__Goal__. Any picture among the records should be left out, please; retype the rest exactly.
-- Start Excerpted data --
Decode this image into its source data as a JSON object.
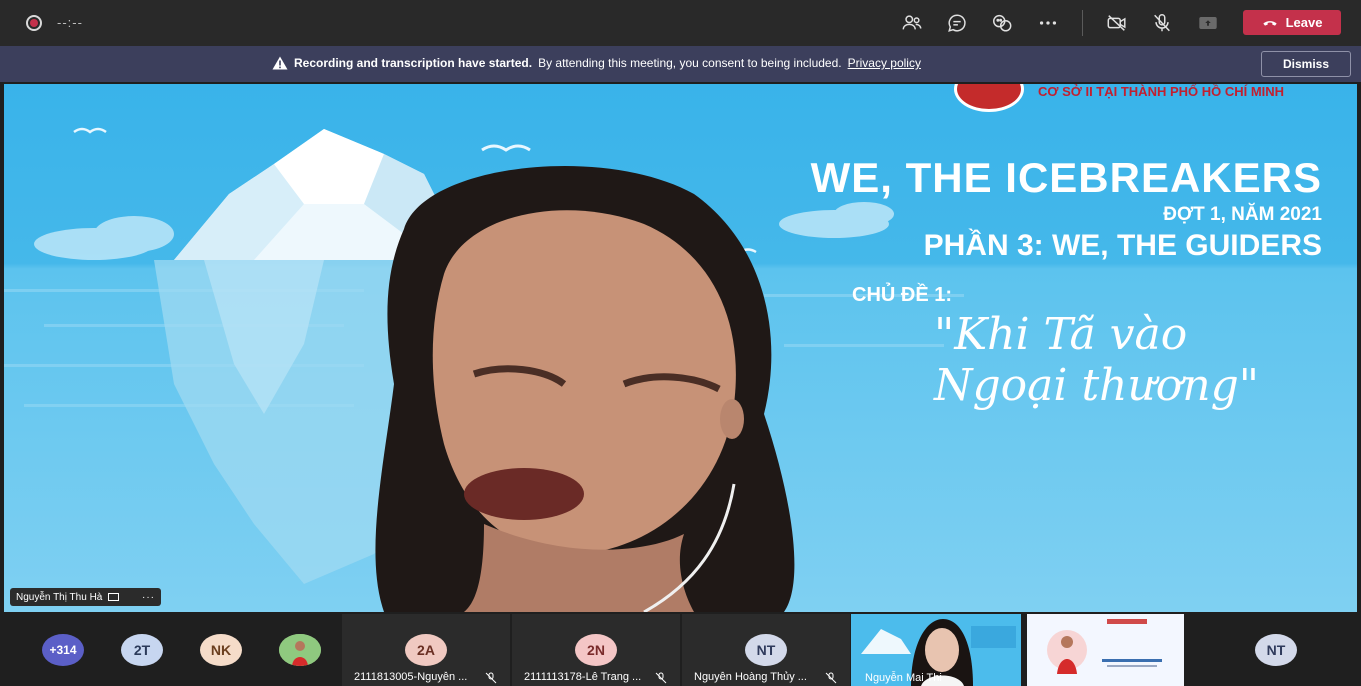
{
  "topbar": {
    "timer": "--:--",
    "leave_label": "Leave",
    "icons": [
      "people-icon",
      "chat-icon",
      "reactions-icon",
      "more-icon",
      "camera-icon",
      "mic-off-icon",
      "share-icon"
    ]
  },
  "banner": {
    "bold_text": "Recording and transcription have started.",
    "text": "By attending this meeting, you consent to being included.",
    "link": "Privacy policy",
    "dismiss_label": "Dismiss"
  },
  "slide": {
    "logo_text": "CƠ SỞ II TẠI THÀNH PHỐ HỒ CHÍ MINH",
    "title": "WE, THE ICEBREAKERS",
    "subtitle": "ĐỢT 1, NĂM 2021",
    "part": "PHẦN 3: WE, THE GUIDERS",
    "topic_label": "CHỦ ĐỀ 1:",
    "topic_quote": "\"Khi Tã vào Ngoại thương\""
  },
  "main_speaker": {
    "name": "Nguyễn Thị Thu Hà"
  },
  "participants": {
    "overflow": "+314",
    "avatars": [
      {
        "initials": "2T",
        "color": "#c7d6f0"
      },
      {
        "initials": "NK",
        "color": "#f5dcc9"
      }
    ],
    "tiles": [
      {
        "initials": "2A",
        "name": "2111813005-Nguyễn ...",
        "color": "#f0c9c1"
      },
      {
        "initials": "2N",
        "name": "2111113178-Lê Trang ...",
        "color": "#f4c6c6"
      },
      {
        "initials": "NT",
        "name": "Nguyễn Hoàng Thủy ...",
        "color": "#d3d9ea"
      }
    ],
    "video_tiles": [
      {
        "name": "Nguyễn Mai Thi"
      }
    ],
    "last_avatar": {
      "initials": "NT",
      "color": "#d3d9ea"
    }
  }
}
-- End Excerpted data --
__Response below__.
Decode this image into its source data as a JSON object.
{
  "topbar": {
    "timer": "--:--",
    "leave_label": "Leave",
    "icons": [
      "people-icon",
      "chat-icon",
      "reactions-icon",
      "more-icon",
      "camera-icon",
      "mic-off-icon",
      "share-icon"
    ]
  },
  "banner": {
    "bold_text": "Recording and transcription have started.",
    "text": "By attending this meeting, you consent to being included.",
    "link": "Privacy policy",
    "dismiss_label": "Dismiss"
  },
  "slide": {
    "logo_text": "CƠ SỞ II TẠI THÀNH PHỐ HỒ CHÍ MINH",
    "title": "WE, THE ICEBREAKERS",
    "subtitle": "ĐỢT 1, NĂM 2021",
    "part": "PHẦN 3: WE, THE GUIDERS",
    "topic_label": "CHỦ ĐỀ 1:",
    "topic_quote": "\"Khi Tã vào Ngoại thương\""
  },
  "main_speaker": {
    "name": "Nguyễn Thị Thu Hà"
  },
  "participants": {
    "overflow": "+314",
    "avatars": [
      {
        "initials": "2T",
        "color": "#c7d6f0"
      },
      {
        "initials": "NK",
        "color": "#f5dcc9"
      }
    ],
    "tiles": [
      {
        "initials": "2A",
        "name": "2111813005-Nguyễn ...",
        "color": "#f0c9c1"
      },
      {
        "initials": "2N",
        "name": "2111113178-Lê Trang ...",
        "color": "#f4c6c6"
      },
      {
        "initials": "NT",
        "name": "Nguyễn Hoàng Thủy ...",
        "color": "#d3d9ea"
      }
    ],
    "video_tiles": [
      {
        "name": "Nguyễn Mai Thi"
      }
    ],
    "last_avatar": {
      "initials": "NT",
      "color": "#d3d9ea"
    }
  }
}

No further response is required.